>> BEGIN Records to use

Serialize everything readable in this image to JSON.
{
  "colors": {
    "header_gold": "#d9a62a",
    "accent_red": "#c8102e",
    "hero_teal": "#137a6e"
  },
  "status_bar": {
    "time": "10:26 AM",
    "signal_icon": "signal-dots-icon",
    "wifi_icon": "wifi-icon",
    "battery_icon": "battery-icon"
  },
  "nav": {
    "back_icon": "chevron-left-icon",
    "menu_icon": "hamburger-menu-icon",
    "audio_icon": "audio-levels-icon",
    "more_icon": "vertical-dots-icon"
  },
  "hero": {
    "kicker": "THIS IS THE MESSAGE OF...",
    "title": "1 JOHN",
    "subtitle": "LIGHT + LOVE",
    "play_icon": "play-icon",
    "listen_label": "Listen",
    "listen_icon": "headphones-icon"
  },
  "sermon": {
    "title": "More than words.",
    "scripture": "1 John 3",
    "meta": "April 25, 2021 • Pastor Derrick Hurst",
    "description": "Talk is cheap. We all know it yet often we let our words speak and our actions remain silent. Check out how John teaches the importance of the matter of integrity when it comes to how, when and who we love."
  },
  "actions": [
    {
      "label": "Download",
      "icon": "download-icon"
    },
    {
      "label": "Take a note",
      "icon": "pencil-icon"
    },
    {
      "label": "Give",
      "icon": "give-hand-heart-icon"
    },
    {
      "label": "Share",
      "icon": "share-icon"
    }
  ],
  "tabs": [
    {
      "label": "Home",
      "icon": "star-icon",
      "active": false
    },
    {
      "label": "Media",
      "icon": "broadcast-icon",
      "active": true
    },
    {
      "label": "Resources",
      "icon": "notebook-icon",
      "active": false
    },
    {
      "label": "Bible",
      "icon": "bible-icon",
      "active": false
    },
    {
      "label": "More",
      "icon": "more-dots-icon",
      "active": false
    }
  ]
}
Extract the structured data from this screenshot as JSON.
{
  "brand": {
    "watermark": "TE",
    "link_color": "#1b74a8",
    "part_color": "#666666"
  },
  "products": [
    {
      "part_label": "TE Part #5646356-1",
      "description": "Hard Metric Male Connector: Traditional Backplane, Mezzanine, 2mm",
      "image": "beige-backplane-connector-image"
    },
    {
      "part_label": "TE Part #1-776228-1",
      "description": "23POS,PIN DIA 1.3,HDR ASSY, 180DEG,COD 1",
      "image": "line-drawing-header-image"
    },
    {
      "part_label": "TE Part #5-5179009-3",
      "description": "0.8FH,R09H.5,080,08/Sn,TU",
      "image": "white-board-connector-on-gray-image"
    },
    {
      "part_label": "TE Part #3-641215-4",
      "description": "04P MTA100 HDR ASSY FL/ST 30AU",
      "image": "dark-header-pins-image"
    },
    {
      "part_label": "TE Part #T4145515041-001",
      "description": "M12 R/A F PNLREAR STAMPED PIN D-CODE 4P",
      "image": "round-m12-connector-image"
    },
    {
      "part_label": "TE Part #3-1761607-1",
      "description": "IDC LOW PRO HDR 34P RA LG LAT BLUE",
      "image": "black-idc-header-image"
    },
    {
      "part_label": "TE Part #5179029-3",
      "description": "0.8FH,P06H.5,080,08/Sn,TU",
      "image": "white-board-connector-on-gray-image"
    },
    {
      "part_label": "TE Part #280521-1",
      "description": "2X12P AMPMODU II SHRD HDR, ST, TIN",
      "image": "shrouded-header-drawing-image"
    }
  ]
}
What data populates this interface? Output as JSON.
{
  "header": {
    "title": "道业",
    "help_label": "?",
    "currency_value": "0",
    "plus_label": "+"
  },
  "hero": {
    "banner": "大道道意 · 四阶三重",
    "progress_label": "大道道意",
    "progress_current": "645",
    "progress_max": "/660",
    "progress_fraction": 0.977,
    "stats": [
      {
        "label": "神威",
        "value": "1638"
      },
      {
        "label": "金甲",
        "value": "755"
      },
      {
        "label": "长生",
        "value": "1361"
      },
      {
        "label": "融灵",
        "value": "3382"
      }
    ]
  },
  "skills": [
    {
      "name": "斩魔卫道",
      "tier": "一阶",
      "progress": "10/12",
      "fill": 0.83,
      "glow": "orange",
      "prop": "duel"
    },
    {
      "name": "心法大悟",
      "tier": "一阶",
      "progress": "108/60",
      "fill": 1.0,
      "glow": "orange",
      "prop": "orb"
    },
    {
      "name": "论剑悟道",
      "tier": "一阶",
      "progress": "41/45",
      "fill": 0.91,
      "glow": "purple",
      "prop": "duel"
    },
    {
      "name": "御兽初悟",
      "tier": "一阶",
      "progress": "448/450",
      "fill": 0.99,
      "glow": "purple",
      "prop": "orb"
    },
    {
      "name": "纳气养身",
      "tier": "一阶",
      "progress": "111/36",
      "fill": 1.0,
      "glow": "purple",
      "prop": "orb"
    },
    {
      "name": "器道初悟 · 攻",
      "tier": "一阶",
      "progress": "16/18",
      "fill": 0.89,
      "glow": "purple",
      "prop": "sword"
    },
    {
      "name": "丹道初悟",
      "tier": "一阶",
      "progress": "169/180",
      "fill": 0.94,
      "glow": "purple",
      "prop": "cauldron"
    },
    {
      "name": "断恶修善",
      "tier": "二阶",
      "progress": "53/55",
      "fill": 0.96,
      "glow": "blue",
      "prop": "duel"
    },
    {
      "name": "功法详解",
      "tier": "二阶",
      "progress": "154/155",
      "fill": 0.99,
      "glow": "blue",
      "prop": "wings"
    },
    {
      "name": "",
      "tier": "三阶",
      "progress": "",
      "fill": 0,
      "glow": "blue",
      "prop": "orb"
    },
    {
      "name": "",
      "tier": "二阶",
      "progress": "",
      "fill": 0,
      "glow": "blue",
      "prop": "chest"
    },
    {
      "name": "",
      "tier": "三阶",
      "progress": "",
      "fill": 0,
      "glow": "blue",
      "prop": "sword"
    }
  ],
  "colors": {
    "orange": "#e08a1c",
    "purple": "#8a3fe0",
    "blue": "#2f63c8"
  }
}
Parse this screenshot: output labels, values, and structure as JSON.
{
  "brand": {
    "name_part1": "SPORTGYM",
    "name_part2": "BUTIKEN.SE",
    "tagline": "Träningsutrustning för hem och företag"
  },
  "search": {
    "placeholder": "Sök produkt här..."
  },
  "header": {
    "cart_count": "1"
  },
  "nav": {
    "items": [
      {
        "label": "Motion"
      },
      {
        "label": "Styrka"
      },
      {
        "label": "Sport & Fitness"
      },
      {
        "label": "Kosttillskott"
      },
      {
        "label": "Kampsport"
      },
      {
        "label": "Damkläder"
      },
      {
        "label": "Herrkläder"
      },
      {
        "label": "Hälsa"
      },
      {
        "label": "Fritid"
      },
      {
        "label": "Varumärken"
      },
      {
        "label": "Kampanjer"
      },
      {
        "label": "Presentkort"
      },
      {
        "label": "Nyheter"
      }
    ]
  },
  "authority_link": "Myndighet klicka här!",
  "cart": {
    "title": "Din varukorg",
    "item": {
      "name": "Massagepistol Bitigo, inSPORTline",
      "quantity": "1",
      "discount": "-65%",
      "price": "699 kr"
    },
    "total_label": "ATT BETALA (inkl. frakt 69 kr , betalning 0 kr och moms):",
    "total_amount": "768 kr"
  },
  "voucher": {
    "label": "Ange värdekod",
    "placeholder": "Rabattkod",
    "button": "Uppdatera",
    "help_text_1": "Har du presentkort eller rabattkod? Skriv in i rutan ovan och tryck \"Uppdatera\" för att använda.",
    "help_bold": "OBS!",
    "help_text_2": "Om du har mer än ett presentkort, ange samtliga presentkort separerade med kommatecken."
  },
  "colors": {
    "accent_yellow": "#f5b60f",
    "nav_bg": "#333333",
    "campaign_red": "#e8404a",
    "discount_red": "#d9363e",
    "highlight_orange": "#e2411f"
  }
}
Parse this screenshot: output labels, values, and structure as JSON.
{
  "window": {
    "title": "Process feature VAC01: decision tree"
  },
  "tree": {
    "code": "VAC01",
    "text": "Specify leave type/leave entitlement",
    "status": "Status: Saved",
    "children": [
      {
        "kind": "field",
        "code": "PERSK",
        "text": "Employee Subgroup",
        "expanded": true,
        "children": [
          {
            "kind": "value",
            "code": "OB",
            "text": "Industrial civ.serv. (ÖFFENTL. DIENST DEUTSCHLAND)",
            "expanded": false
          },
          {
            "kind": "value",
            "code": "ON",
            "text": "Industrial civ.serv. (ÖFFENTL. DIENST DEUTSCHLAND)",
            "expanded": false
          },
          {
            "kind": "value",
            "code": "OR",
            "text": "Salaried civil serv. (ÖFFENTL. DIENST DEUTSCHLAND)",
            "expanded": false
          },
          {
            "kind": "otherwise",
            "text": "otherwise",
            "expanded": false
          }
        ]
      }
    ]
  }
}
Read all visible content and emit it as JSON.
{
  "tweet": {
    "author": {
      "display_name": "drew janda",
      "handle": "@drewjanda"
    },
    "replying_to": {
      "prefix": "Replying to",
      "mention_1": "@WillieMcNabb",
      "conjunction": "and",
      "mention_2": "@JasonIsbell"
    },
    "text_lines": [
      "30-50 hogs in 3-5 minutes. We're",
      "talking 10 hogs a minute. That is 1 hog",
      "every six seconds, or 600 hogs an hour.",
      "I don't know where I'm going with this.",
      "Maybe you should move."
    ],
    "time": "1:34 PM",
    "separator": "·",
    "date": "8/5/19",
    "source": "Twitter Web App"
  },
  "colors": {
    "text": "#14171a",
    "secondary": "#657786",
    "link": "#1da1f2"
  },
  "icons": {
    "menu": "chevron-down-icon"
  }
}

>> END Records to use

The problem
Tally how many lines in the material above hold the word "words". Write only that number.

Problem solution
2